◆ Aim
How many lines in this data contain the string "start"? Reply with the number only.

— BEGIN —

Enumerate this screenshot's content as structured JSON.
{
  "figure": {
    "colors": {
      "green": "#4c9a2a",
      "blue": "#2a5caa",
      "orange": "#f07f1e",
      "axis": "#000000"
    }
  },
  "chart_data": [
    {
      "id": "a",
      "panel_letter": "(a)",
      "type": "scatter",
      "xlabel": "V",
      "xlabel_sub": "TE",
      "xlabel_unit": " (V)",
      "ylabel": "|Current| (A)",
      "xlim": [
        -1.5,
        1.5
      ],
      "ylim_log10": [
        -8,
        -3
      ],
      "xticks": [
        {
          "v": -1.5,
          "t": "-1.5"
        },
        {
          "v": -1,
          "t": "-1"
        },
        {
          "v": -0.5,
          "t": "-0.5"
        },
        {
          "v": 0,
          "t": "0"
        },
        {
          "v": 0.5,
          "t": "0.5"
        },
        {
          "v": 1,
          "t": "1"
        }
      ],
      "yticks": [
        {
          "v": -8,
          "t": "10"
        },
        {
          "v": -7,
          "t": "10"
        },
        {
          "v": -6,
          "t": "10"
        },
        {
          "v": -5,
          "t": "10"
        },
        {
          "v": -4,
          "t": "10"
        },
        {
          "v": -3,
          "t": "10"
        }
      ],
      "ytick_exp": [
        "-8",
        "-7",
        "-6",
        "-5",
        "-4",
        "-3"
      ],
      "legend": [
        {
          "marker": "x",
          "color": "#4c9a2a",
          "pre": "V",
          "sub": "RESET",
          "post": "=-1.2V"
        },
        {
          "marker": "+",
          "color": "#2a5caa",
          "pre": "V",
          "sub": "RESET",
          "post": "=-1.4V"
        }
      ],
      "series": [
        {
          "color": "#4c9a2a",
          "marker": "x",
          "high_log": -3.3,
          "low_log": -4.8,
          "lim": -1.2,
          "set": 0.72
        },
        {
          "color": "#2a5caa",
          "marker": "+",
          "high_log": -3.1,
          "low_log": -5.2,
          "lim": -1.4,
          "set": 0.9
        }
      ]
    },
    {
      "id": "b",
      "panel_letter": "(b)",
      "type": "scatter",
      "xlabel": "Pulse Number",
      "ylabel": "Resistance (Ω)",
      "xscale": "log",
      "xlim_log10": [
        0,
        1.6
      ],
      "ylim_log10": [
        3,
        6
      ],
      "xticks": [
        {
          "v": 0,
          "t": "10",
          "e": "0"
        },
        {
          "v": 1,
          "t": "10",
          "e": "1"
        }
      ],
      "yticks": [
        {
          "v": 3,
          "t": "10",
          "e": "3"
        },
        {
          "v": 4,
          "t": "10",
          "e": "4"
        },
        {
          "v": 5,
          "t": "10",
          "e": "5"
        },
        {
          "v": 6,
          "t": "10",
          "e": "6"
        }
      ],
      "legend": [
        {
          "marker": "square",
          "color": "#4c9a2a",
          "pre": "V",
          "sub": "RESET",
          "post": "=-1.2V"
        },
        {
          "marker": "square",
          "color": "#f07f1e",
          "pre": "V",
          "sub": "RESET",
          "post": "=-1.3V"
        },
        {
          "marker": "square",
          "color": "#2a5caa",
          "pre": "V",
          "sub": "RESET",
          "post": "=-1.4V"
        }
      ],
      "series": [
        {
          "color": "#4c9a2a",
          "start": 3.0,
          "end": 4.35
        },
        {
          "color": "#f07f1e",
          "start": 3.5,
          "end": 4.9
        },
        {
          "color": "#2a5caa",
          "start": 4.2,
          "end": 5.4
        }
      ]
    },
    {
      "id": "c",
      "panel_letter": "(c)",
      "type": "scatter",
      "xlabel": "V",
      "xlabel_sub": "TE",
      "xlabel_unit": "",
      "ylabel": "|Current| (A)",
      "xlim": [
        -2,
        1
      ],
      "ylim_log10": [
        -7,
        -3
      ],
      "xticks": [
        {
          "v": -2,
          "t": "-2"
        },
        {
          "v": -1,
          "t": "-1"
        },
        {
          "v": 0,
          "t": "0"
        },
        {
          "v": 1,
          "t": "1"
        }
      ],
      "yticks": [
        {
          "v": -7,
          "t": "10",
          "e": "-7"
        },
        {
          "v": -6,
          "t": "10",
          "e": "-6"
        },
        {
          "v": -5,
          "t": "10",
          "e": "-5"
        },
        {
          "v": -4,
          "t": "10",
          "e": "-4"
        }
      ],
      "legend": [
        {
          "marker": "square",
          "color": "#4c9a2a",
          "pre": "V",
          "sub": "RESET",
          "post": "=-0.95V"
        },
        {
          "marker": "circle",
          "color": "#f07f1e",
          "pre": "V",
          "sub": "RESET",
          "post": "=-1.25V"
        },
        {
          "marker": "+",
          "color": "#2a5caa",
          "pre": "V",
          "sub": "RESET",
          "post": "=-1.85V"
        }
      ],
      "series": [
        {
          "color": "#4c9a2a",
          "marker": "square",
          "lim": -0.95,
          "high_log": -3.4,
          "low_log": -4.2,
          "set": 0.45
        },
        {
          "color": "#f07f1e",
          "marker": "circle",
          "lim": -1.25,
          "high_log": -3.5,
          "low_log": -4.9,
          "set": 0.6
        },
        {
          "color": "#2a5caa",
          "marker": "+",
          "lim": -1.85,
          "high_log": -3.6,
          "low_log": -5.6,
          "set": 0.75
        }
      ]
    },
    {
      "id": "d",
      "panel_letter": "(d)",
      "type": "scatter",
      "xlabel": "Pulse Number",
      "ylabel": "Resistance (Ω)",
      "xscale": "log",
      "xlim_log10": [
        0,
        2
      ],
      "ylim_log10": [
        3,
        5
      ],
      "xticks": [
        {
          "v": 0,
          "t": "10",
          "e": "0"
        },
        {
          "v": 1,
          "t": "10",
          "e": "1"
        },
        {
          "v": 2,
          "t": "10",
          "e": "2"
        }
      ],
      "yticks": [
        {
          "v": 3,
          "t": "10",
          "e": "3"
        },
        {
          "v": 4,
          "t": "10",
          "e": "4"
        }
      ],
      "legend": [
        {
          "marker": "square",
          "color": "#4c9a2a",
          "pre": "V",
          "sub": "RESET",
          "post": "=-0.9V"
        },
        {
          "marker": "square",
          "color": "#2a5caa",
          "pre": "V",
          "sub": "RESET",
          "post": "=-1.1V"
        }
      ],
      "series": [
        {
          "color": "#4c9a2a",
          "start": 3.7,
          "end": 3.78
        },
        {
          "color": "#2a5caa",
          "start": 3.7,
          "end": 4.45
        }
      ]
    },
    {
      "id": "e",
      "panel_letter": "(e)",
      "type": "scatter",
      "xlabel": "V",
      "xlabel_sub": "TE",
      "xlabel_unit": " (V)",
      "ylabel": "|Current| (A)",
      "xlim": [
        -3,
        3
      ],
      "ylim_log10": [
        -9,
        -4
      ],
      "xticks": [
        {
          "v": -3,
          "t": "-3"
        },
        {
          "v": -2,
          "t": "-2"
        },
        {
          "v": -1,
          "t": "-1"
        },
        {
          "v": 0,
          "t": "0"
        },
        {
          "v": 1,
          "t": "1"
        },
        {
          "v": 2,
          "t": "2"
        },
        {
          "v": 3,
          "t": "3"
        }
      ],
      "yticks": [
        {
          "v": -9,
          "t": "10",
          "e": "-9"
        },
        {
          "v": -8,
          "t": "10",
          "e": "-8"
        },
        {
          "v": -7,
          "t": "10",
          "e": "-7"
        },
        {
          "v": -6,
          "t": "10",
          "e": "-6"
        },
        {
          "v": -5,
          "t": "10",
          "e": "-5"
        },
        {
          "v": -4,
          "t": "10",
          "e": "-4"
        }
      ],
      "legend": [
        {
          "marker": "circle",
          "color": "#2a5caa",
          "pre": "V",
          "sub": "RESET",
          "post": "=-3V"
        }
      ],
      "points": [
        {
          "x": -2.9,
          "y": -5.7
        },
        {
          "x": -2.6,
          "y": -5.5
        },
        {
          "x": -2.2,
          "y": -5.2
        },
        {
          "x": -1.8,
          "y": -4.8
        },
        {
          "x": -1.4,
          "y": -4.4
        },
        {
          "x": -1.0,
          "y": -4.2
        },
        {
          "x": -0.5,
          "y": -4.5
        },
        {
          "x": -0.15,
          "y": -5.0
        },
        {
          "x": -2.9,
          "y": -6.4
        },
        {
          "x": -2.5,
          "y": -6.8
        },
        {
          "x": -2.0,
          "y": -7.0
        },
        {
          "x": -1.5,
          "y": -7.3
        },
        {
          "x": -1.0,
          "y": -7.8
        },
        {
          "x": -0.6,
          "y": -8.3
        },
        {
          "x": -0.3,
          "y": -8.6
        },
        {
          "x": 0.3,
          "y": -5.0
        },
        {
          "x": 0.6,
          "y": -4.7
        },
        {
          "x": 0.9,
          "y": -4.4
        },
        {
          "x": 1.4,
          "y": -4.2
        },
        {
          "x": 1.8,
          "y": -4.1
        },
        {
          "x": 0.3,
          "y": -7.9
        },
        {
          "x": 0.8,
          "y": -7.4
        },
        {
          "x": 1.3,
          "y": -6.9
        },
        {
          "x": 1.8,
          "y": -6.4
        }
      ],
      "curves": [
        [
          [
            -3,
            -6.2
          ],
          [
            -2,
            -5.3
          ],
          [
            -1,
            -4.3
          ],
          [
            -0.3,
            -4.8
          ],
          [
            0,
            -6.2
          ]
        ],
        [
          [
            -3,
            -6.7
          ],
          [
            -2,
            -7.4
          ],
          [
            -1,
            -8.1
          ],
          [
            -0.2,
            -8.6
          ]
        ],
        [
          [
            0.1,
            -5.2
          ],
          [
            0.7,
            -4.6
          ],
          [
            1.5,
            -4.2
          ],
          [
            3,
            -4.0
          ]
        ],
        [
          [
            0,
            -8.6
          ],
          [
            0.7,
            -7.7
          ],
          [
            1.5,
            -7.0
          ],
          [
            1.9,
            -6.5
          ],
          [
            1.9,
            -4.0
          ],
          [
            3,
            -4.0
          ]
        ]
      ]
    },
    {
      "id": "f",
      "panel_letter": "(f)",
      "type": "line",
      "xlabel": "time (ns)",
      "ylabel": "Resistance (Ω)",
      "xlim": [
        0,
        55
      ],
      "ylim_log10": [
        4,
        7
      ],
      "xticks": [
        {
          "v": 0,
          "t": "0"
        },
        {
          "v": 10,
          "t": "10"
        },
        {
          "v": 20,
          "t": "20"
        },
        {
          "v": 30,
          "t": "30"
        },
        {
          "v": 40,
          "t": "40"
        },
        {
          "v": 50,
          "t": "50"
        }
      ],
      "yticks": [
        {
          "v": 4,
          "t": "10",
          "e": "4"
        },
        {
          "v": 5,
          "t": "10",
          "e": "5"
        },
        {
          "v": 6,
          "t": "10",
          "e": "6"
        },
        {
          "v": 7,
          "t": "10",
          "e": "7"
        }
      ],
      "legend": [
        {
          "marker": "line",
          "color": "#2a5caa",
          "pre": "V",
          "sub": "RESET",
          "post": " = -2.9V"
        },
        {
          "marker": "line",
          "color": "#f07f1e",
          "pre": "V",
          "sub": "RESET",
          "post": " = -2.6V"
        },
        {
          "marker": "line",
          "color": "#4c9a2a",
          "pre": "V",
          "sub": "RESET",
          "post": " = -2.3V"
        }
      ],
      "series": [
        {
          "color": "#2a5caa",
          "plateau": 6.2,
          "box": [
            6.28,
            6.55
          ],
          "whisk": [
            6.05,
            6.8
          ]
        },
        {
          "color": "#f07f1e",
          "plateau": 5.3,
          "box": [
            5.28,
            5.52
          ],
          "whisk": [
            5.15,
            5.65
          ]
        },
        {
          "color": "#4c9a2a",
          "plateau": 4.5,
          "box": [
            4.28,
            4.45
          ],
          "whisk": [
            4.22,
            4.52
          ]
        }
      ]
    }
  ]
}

— END —

◆ Exercise answer
5